◆ Material for the task:
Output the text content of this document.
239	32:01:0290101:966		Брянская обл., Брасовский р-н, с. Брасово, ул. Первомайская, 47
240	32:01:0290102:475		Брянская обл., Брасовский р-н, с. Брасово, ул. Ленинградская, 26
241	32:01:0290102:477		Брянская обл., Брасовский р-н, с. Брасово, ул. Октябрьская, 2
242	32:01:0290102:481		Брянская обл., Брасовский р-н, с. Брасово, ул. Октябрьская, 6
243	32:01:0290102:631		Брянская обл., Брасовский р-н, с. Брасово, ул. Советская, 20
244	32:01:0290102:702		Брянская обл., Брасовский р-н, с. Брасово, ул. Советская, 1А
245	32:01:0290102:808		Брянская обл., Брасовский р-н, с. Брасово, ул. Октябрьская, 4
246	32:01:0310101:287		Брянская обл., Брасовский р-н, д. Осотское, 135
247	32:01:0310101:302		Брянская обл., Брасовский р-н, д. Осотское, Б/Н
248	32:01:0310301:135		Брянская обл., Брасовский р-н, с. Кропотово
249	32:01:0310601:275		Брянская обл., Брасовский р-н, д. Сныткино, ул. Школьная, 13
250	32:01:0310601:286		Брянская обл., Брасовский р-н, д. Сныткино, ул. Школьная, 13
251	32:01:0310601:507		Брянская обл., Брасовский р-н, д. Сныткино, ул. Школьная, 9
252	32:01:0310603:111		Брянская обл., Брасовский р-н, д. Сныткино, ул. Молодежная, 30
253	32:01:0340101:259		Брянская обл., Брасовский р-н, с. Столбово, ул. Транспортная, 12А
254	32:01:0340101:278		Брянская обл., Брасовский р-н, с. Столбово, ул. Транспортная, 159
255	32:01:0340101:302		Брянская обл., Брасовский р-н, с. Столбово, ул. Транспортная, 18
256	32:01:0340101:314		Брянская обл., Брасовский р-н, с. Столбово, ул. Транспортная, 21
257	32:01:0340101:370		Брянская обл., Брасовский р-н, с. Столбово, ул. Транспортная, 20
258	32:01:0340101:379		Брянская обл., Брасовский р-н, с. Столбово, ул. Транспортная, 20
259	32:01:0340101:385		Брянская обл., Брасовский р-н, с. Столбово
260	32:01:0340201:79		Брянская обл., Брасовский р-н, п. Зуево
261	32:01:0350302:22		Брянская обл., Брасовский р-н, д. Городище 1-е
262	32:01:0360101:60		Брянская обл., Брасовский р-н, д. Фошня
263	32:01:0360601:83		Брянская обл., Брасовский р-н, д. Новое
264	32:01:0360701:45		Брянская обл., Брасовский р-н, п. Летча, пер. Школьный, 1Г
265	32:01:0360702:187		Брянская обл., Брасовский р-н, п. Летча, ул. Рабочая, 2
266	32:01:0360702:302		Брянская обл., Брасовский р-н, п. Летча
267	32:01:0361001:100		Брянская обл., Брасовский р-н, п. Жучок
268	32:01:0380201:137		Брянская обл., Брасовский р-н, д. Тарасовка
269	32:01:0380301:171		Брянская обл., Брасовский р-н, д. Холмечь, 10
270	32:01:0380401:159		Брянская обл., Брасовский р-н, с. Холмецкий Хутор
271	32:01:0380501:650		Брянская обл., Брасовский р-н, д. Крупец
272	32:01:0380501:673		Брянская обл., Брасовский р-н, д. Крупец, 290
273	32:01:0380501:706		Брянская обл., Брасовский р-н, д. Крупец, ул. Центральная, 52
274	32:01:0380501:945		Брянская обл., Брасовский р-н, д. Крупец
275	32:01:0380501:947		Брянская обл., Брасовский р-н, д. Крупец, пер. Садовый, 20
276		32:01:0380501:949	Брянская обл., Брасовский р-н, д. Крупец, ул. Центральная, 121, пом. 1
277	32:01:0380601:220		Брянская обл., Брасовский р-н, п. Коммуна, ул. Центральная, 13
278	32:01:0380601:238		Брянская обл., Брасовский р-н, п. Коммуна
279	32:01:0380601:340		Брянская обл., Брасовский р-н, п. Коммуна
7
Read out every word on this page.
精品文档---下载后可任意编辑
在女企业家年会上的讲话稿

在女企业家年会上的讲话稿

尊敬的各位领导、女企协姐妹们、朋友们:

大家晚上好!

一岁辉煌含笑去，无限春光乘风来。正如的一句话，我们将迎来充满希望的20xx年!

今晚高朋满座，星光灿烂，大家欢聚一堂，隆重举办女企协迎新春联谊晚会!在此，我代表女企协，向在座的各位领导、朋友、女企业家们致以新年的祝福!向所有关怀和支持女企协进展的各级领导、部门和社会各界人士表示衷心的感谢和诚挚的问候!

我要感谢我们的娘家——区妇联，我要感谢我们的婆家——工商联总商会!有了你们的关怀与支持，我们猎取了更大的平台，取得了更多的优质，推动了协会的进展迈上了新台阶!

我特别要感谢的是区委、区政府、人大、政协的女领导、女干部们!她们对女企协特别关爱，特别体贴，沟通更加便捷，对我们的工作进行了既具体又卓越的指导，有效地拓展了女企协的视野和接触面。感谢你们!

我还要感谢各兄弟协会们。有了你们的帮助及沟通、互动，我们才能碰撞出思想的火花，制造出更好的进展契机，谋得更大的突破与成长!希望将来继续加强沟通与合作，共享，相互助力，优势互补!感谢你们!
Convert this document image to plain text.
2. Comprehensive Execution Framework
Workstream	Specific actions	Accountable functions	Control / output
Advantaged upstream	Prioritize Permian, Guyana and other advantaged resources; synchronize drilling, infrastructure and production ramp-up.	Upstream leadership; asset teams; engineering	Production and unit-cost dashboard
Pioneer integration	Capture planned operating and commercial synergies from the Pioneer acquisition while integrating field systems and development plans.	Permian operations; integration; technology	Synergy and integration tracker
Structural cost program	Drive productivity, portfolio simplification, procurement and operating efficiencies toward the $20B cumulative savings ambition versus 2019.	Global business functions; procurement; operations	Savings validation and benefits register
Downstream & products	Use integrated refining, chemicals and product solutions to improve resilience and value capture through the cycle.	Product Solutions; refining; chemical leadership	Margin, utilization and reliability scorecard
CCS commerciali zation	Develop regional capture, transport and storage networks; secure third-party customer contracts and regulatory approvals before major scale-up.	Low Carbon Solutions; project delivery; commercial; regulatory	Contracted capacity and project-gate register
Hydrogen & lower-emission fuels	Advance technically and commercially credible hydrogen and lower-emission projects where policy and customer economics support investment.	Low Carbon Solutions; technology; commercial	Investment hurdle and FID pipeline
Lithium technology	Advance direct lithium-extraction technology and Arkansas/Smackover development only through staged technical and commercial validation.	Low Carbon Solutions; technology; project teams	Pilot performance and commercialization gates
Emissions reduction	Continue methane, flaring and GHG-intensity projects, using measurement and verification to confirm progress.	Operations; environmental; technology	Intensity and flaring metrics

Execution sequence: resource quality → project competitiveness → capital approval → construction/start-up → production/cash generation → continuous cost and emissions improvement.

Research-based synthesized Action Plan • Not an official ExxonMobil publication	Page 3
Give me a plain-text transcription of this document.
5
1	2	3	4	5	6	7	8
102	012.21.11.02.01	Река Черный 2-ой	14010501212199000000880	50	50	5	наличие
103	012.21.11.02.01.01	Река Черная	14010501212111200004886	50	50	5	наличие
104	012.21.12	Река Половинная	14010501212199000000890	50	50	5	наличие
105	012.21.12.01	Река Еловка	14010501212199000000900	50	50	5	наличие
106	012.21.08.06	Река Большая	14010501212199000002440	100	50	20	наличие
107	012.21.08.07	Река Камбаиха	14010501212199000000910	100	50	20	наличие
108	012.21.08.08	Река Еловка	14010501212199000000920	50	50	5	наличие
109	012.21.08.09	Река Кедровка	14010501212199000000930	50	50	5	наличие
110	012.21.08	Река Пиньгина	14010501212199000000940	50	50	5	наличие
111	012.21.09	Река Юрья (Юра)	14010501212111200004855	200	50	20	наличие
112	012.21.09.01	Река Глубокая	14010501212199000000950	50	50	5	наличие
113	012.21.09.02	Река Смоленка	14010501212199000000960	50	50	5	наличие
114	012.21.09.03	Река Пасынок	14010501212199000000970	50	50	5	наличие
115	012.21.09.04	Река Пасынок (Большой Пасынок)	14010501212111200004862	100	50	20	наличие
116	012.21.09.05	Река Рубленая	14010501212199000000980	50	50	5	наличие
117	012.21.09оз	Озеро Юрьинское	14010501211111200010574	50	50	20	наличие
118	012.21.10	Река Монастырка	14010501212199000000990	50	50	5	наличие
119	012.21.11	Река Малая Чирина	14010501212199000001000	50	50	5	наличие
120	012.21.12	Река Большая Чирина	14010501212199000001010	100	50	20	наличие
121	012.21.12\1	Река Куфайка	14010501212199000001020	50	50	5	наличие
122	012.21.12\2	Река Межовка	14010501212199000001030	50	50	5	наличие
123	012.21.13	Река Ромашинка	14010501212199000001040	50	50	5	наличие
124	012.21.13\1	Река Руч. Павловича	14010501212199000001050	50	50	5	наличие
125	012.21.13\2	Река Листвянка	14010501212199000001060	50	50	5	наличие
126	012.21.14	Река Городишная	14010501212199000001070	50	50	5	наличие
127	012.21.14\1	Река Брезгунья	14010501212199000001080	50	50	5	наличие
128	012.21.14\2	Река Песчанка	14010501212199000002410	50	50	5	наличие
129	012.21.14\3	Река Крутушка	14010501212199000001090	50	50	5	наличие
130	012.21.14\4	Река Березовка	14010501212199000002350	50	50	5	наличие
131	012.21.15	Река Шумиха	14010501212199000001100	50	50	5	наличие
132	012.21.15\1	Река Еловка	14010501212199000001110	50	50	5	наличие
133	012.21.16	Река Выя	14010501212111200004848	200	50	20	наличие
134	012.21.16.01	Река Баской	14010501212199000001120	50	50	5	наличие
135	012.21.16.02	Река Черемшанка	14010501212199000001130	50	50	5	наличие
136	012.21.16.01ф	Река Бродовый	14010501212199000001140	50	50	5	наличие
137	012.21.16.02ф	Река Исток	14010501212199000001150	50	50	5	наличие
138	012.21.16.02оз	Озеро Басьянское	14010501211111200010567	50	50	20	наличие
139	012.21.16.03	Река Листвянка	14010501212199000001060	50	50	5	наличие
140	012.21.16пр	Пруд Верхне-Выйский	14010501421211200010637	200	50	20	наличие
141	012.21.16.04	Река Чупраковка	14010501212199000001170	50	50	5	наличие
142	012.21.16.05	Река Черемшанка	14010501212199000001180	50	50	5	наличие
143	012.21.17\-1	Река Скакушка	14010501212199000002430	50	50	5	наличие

◆ Directions: Where does the word "Сныткино" appear in the listing? List each line that holds it.

◆ Response to the task:
249	32:01:0310601:275		Брянская обл., Брасовский р-н, д. Сныткино, ул. Школьная, 13
250	32:01:0310601:286		Брянская обл., Брасовский р-н, д. Сныткино, ул. Школьная, 13
251	32:01:0310601:507		Брянская обл., Брасовский р-н, д. Сныткино, ул. Школьная, 9
252	32:01:0310603:111		Брянская обл., Брасовский р-н, д. Сныткино, ул. Молодежная, 30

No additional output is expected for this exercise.